Recorded data:
* * * * * * *
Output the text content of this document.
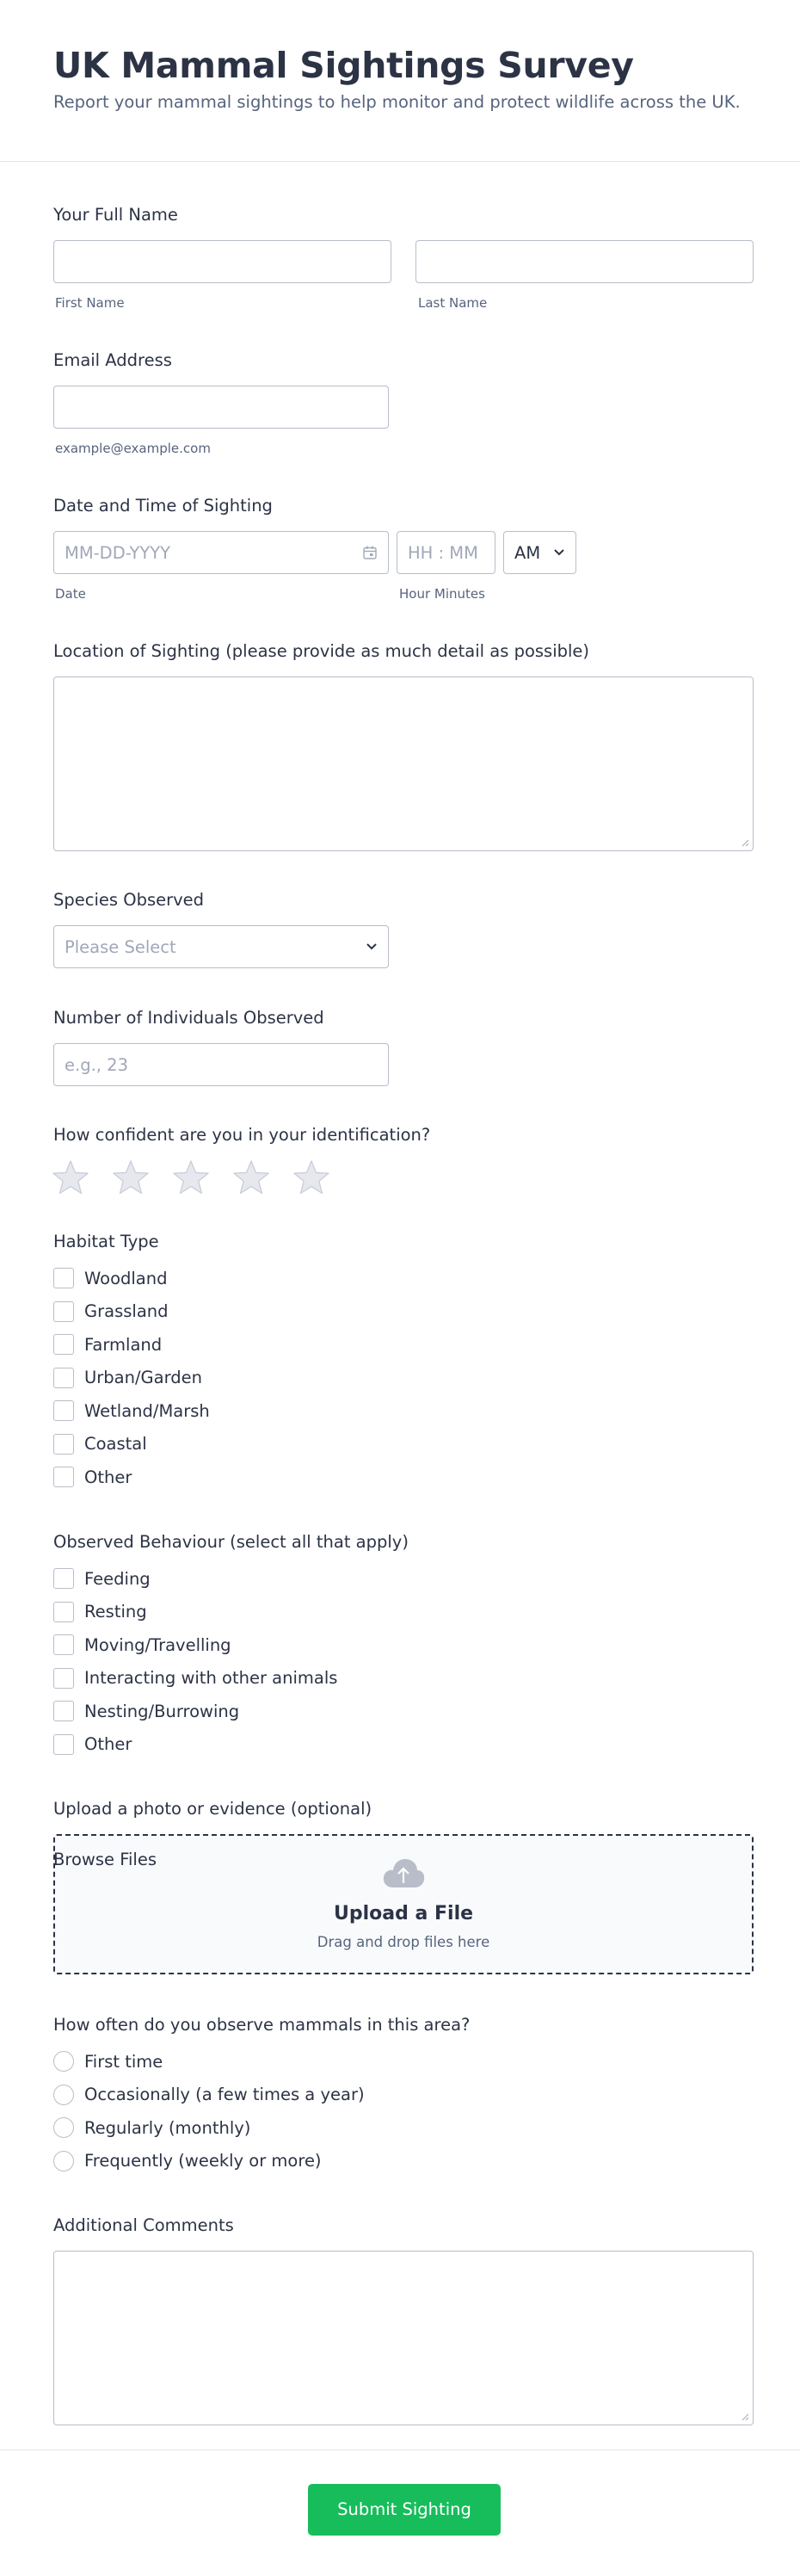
UK Mammal Sightings Survey

Report your mammal sightings to help monitor and protect wildlife across the UK.

Your Full Name
First Name	Last Name
Email Address
example@example.com
Date and Time of Sighting
MM-DD-YYYY	HH : MM AM
Date	Hour Minutes
Location of Sighting (please provide as much detail as possible)
Species Observed
Please Select
Number of Individuals Observed
e.g., 23
How confident are you in your identification?
Habitat Type
Woodland
Grassland
Farmland
Urban/Garden
Wetland/Marsh
Coastal
Other
Observed Behaviour (select all that apply)
Feeding
Resting
Moving/Travelling
Interacting with other animals
Nesting/Burrowing
Other
Upload a photo or evidence (optional)
Upload a File
Drag and drop files here
Browse Files
How often do you observe mammals in this area?
First time
Occasionally (a few times a year)
Regularly (monthly)
Frequently (weekly or more)
Additional Comments
Submit Sighting
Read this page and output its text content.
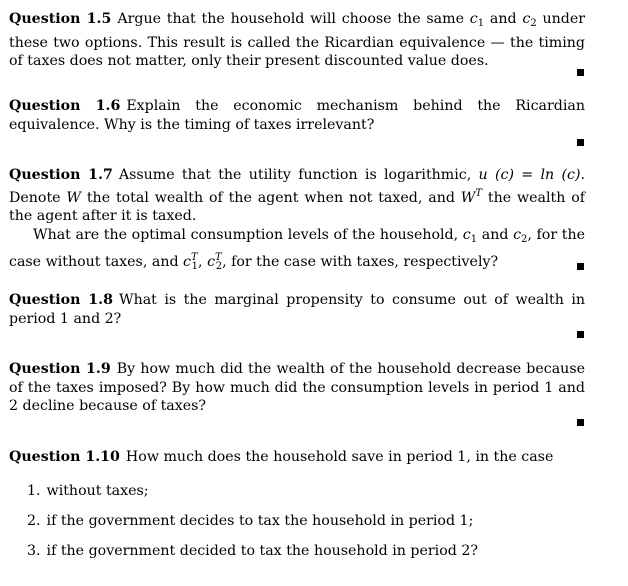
Question 1.5 Argue that the household will choose the same $c_1$ and $c_2$ under these two options. This result is called the Ricardian equivalence — the timing of taxes does not matter, only their present discounted value does.
Question 1.6 Explain the economic mechanism behind the Ricardian equivalence. Why is the timing of taxes irrelevant?
Question 1.7 Assume that the utility function is logarithmic, u (c) = ln (c). Denote W the total wealth of the agent when not taxed, and $W^T$ the wealth of the agent after it is taxed.
What are the optimal consumption levels of the household, $c_1$ and $c_2$, for the case without taxes, and $c^T_1$, $c^T_2$, for the case with taxes, respectively?
Question 1.8 What is the marginal propensity to consume out of wealth in period 1 and 2?
Question 1.9 By how much did the wealth of the household decrease because of the taxes imposed? By how much did the consumption levels in period 1 and 2 decline because of taxes?
Question 1.10 How much does the household save in period 1, in the case
1. without taxes;
2. if the government decides to tax the household in period 1;
3. if the government decided to tax the household in period 2?
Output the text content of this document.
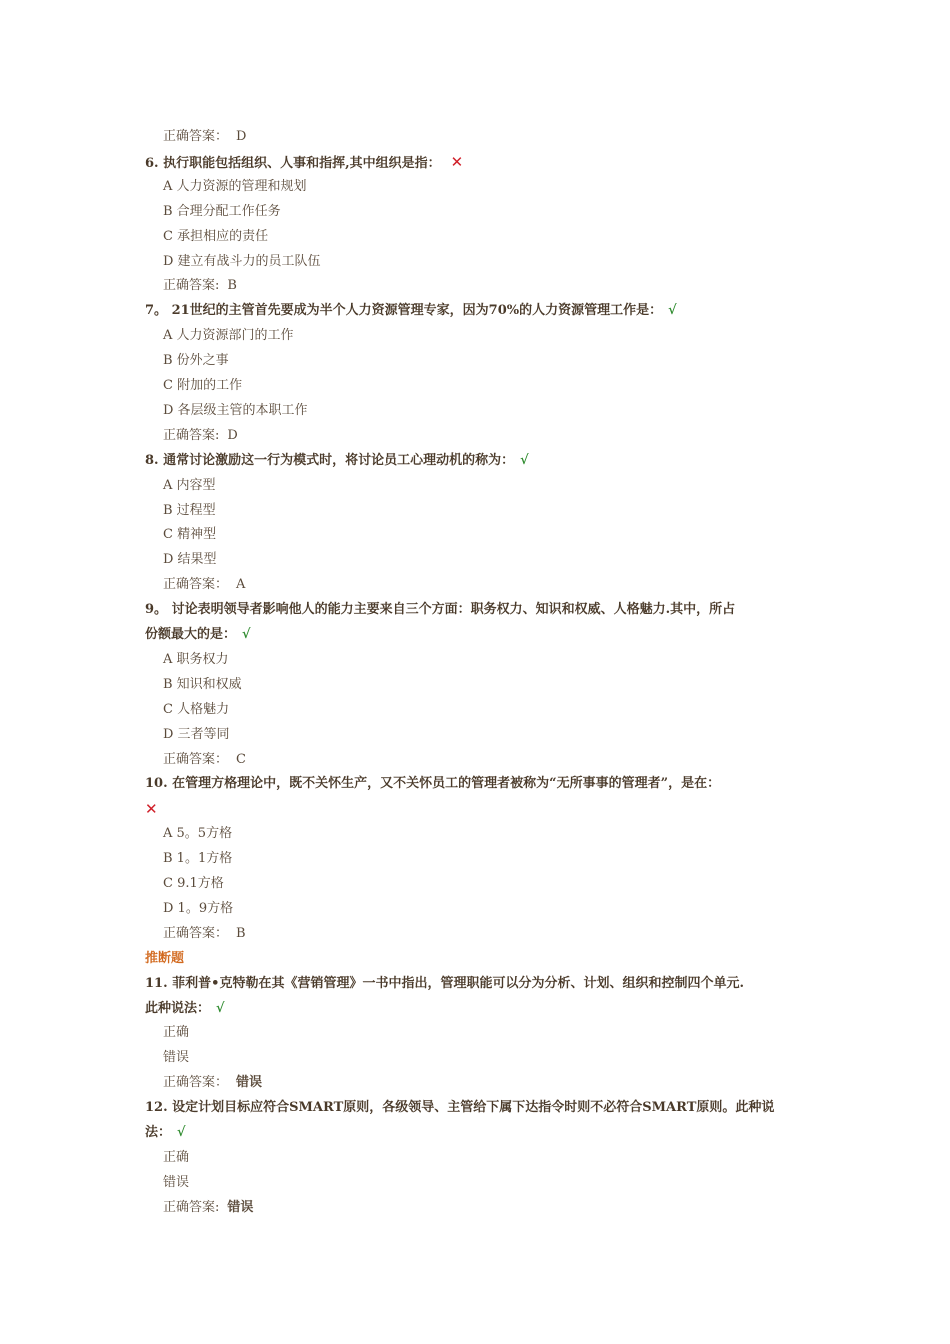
正确答案： D
6. 执行职能包括组织、人事和指挥,其中组织是指： ✕
A 人力资源的管理和规划
B 合理分配工作任务
C 承担相应的责任
D 建立有战斗力的员工队伍
正确答案: B
7。 21世纪的主管首先要成为半个人力资源管理专家，因为70%的人力资源管理工作是： √
A 人力资源部门的工作
B 份外之事
C 附加的工作
D 各层级主管的本职工作
正确答案: D
8. 通常讨论激励这一行为模式时，将讨论员工心理动机的称为： √
A 内容型
B 过程型
C 精神型
D 结果型
正确答案： A
9。 讨论表明领导者影响他人的能力主要来自三个方面：职务权力、知识和权威、人格魅力.其中，所占
份额最大的是： √
A 职务权力
B 知识和权威
C 人格魅力
D 三者等同
正确答案： C
10. 在管理方格理论中，既不关怀生产，又不关怀员工的管理者被称为“无所事事的管理者”，是在：
✕
A 5。5方格
B 1。1方格
C 9.1方格
D 1。9方格
正确答案： B
推断题
11. 菲利普•克特勒在其《营销管理》一书中指出，管理职能可以分为分析、计划、组织和控制四个单元.
此种说法： √
正确
错误
正确答案： 错误
12. 设定计划目标应符合SMART原则，各级领导、主管给下属下达指令时则不必符合SMART原则。此种说
法： √
正确
错误
正确答案: 错误
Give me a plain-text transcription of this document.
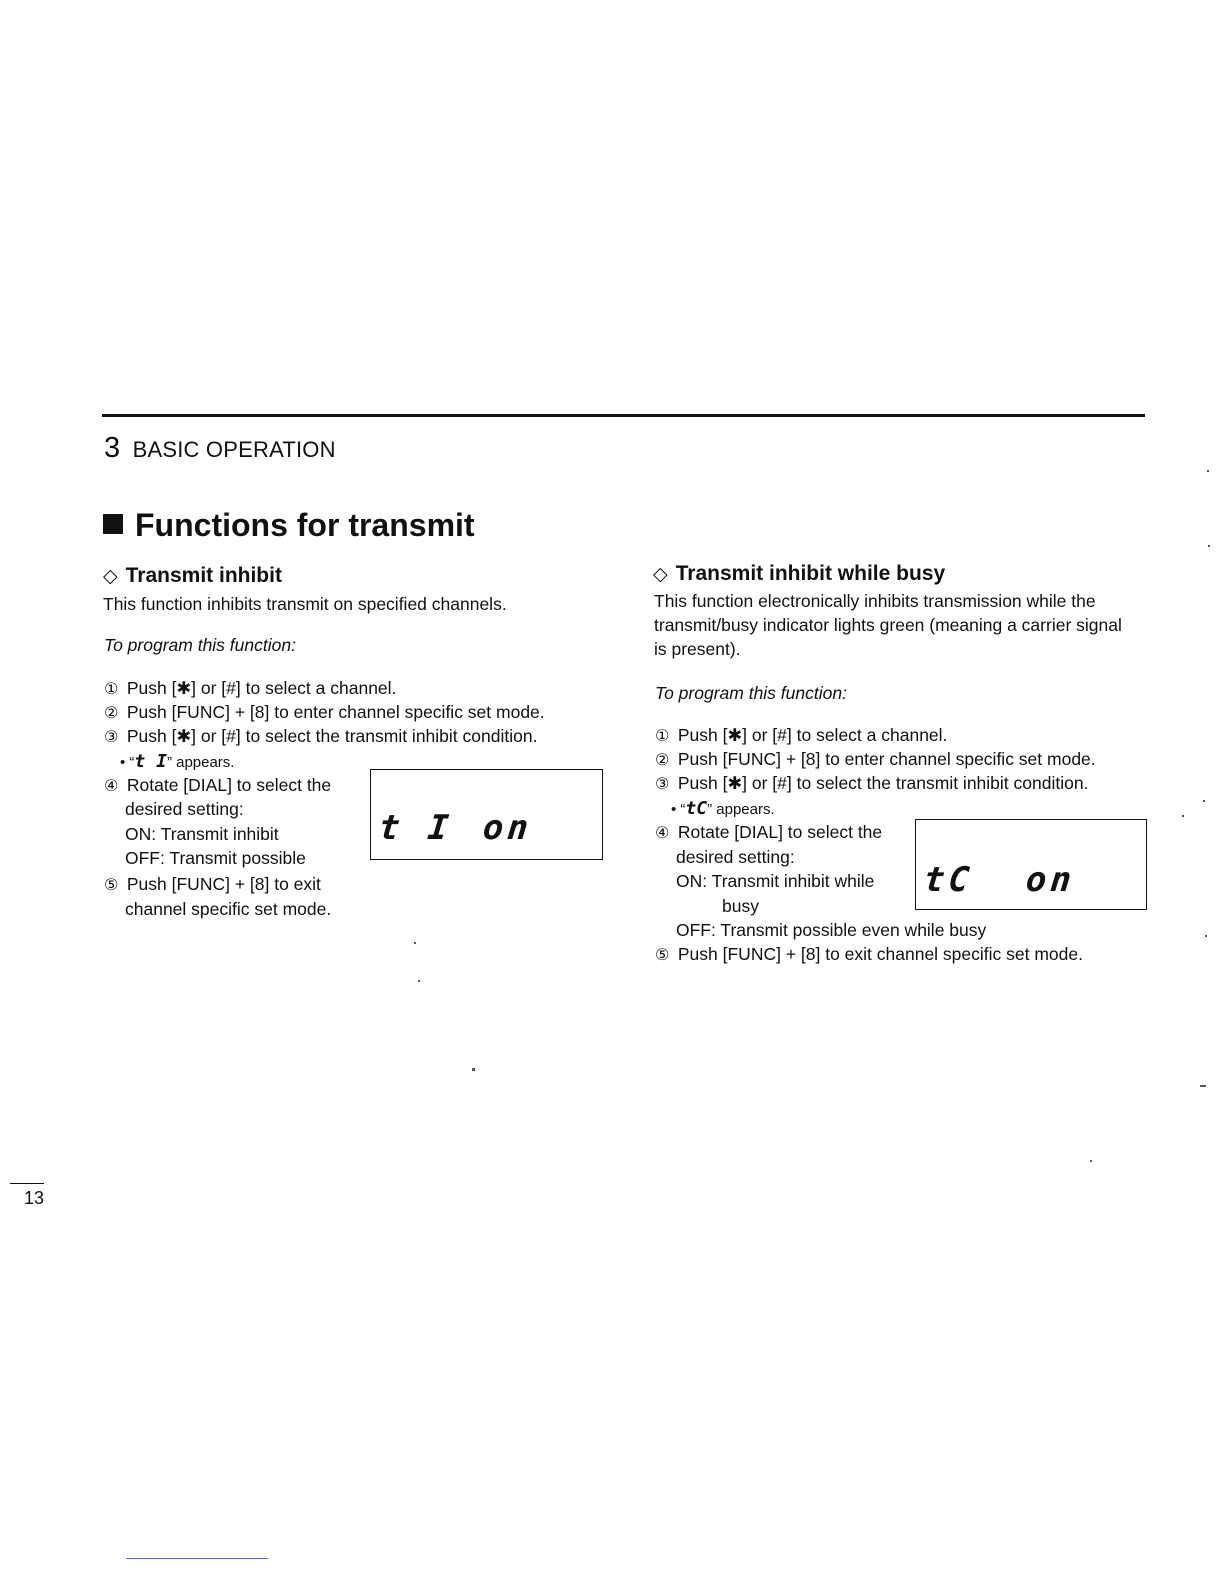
3 BASIC OPERATION
Functions for transmit
◇ Transmit inhibit
This function inhibits transmit on specified channels.
To program this function:
① Push [✱] or [#] to select a channel.
② Push [FUNC] + [8] to enter channel specific set mode.
③ Push [✱] or [#] to select the transmit inhibit condition.
• “t I” appears.
④ Rotate [DIAL] to select the
desired setting:
ON: Transmit inhibit
OFF: Transmit possible
⑤ Push [FUNC] + [8] to exit
channel specific set mode.
t I on
◇ Transmit inhibit while busy
This function electronically inhibits transmission while the
transmit/busy indicator lights green (meaning a carrier signal
is present).
To program this function:
① Push [✱] or [#] to select a channel.
② Push [FUNC] + [8] to enter channel specific set mode.
③ Push [✱] or [#] to select the transmit inhibit condition.
• “tC” appears.
④ Rotate [DIAL] to select the
desired setting:
ON: Transmit inhibit while
busy
OFF: Transmit possible even while busy
⑤ Push [FUNC] + [8] to exit channel specific set mode.
tC on
13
* * * * * * *
### Written instruction
From the listing, copy each line containing the word "text".

### Response for this exercise
Output the text content of this document.
Read this page and output its text content.
Output the text content of this document.
Give me a plain-text transcription of this document.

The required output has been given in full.